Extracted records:
········
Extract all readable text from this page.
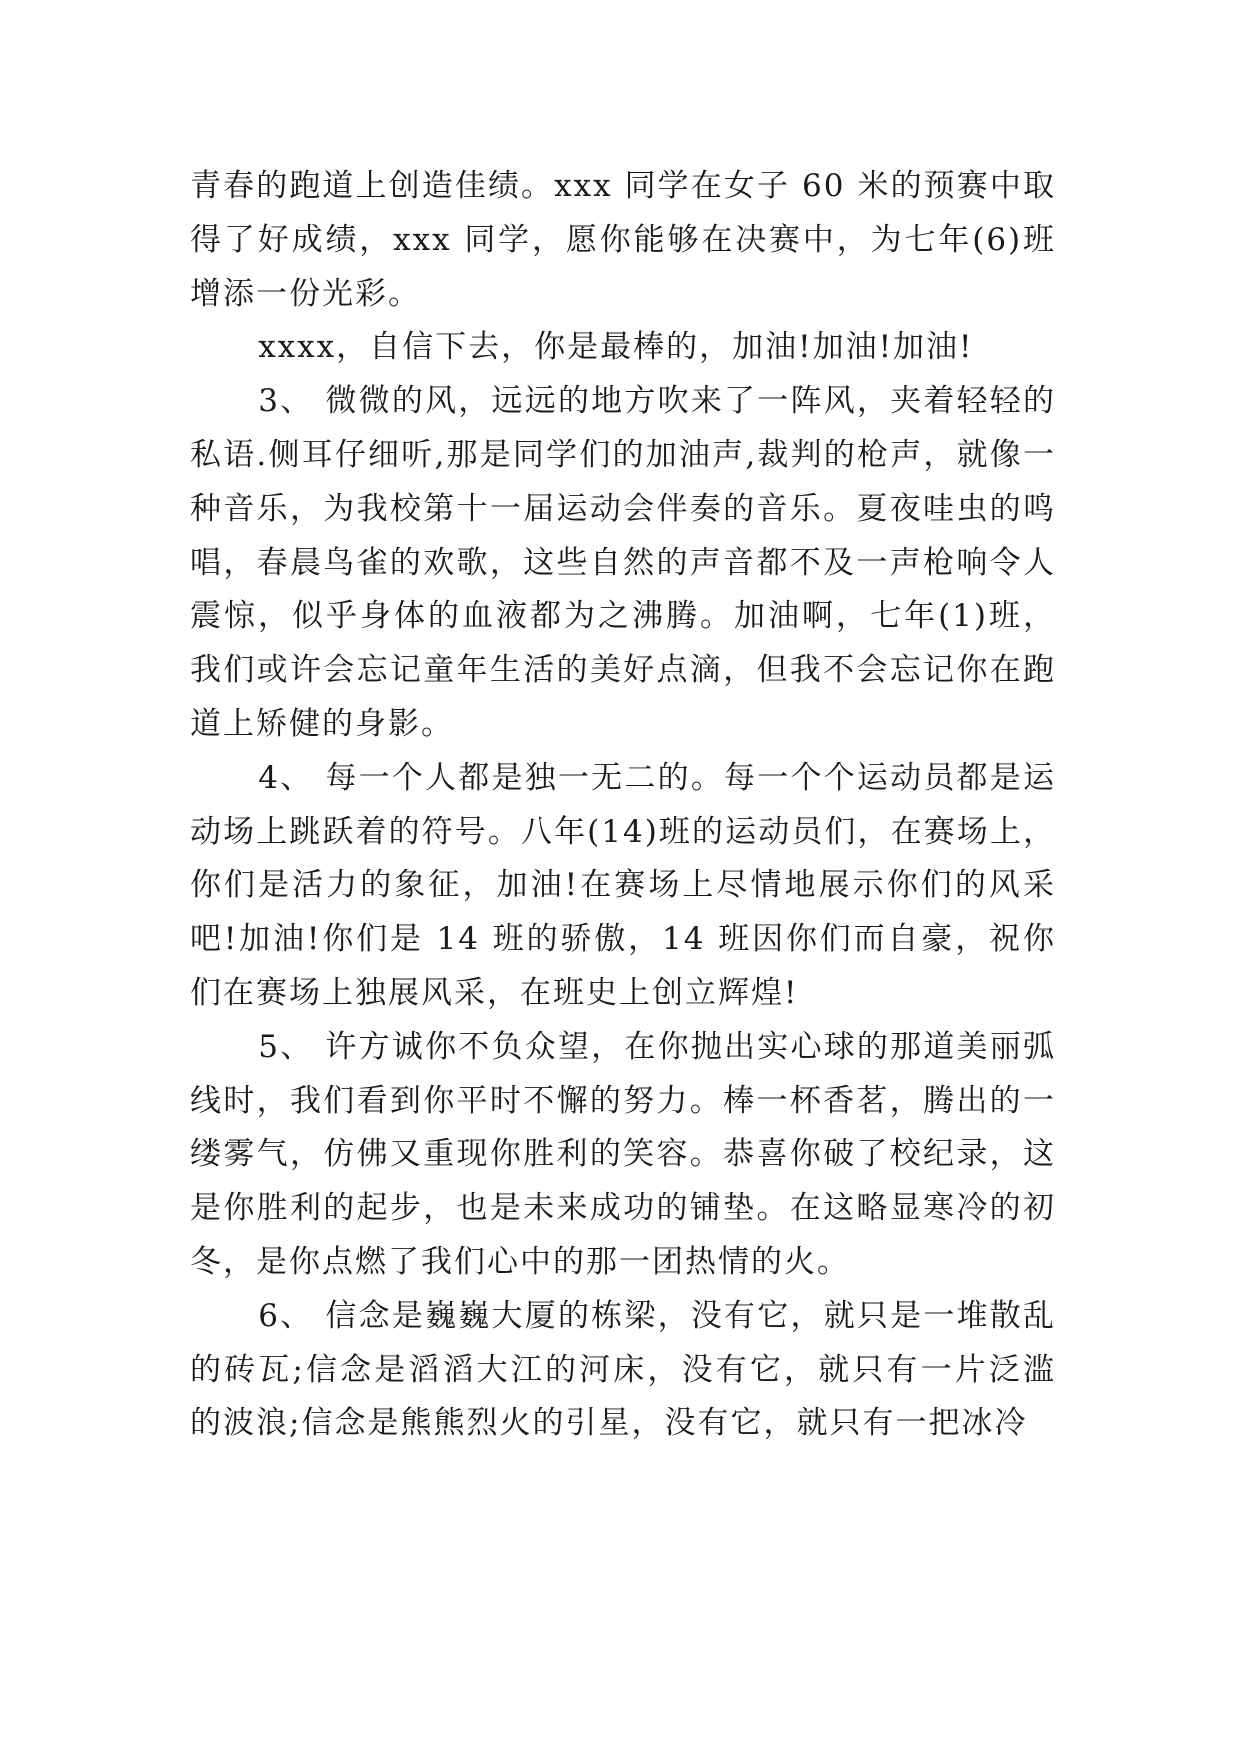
青春的跑道上创造佳绩。xxx 同学在女子 60 米的预赛中取得了好成绩，xxx 同学，愿你能够在决赛中，为七年(6)班增添一份光彩。

xxxx，自信下去，你是最棒的，加油!加油!加油!

3、 微微的风，远远的地方吹来了一阵风，夹着轻轻的私语.侧耳仔细听,那是同学们的加油声,裁判的枪声，就像一种音乐，为我校第十一届运动会伴奏的音乐。夏夜哇虫的鸣唱，春晨鸟雀的欢歌，这些自然的声音都不及一声枪响令人震惊，似乎身体的血液都为之沸腾。加油啊，七年(1)班，我们或许会忘记童年生活的美好点滴，但我不会忘记你在跑道上矫健的身影。

4、 每一个人都是独一无二的。每一个个运动员都是运动场上跳跃着的符号。八年(14)班的运动员们，在赛场上，你们是活力的象征，加油!在赛场上尽情地展示你们的风采吧!加油!你们是 14 班的骄傲，14 班因你们而自豪，祝你们在赛场上独展风采，在班史上创立辉煌!

5、 许方诚你不负众望，在你抛出实心球的那道美丽弧线时，我们看到你平时不懈的努力。棒一杯香茗，腾出的一缕雾气，仿佛又重现你胜利的笑容。恭喜你破了校纪录，这是你胜利的起步，也是未来成功的铺垫。在这略显寒冷的初冬，是你点燃了我们心中的那一团热情的火。

6、 信念是巍巍大厦的栋梁，没有它，就只是一堆散乱的砖瓦;信念是滔滔大江的河床，没有它，就只有一片泛滥的波浪;信念是熊熊烈火的引星，没有它，就只有一把冰冷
········
[Task brief] Copy all the entries word for word. Omit any pictures.

[Written answer]
Extract all readable text from this page.
青春的跑道上创造佳绩。xxx 同学在女子 60 米的预赛中取得了好成绩，xxx 同学，愿你能够在决赛中，为七年(6)班增添一份光彩。

xxxx，自信下去，你是最棒的，加油!加油!加油!

3、 微微的风，远远的地方吹来了一阵风，夹着轻轻的私语.侧耳仔细听,那是同学们的加油声,裁判的枪声，就像一种音乐，为我校第十一届运动会伴奏的音乐。夏夜哇虫的鸣唱，春晨鸟雀的欢歌，这些自然的声音都不及一声枪响令人震惊，似乎身体的血液都为之沸腾。加油啊，七年(1)班，我们或许会忘记童年生活的美好点滴，但我不会忘记你在跑道上矫健的身影。

4、 每一个人都是独一无二的。每一个个运动员都是运动场上跳跃着的符号。八年(14)班的运动员们，在赛场上，你们是活力的象征，加油!在赛场上尽情地展示你们的风采吧!加油!你们是 14 班的骄傲，14 班因你们而自豪，祝你们在赛场上独展风采，在班史上创立辉煌!

5、 许方诚你不负众望，在你抛出实心球的那道美丽弧线时，我们看到你平时不懈的努力。棒一杯香茗，腾出的一缕雾气，仿佛又重现你胜利的笑容。恭喜你破了校纪录，这是你胜利的起步，也是未来成功的铺垫。在这略显寒冷的初冬，是你点燃了我们心中的那一团热情的火。

6、 信念是巍巍大厦的栋梁，没有它，就只是一堆散乱的砖瓦;信念是滔滔大江的河床，没有它，就只有一片泛滥的波浪;信念是熊熊烈火的引星，没有它，就只有一把冰冷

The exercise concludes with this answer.